Your task is to quote the material that follows, in full and exactly.
::::::::
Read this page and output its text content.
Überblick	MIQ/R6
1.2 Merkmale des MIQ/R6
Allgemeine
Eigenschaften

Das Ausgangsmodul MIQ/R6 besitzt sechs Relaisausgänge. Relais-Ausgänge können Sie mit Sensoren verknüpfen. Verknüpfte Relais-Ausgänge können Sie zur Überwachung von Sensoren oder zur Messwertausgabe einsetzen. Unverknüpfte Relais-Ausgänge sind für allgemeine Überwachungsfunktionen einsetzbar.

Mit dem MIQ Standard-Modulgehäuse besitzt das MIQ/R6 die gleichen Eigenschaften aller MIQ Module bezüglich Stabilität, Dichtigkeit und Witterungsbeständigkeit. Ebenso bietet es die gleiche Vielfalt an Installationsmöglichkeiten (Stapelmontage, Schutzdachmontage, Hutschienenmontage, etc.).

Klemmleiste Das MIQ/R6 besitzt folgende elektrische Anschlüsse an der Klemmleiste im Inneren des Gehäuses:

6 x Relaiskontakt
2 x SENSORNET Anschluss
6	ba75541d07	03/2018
::::::::
◆ **THE RESULT**:
Read this page and output its text content.
Überblick	MIQ/R6
1.2 Merkmale des MIQ/R6
Allgemeine
Eigenschaften

Das Ausgangsmodul MIQ/R6 besitzt sechs Relaisausgänge. Relais-Ausgänge können Sie mit Sensoren verknüpfen. Verknüpfte Relais-Ausgänge können Sie zur Überwachung von Sensoren oder zur Messwertausgabe einsetzen. Unverknüpfte Relais-Ausgänge sind für allgemeine Überwachungsfunktionen einsetzbar.

Mit dem MIQ Standard-Modulgehäuse besitzt das MIQ/R6 die gleichen Eigenschaften aller MIQ Module bezüglich Stabilität, Dichtigkeit und Witterungsbeständigkeit. Ebenso bietet es die gleiche Vielfalt an Installationsmöglichkeiten (Stapelmontage, Schutzdachmontage, Hutschienenmontage, etc.).

Klemmleiste Das MIQ/R6 besitzt folgende elektrische Anschlüsse an der Klemmleiste im Inneren des Gehäuses:

6 x Relaiskontakt
2 x SENSORNET Anschluss
6	ba75541d07	03/2018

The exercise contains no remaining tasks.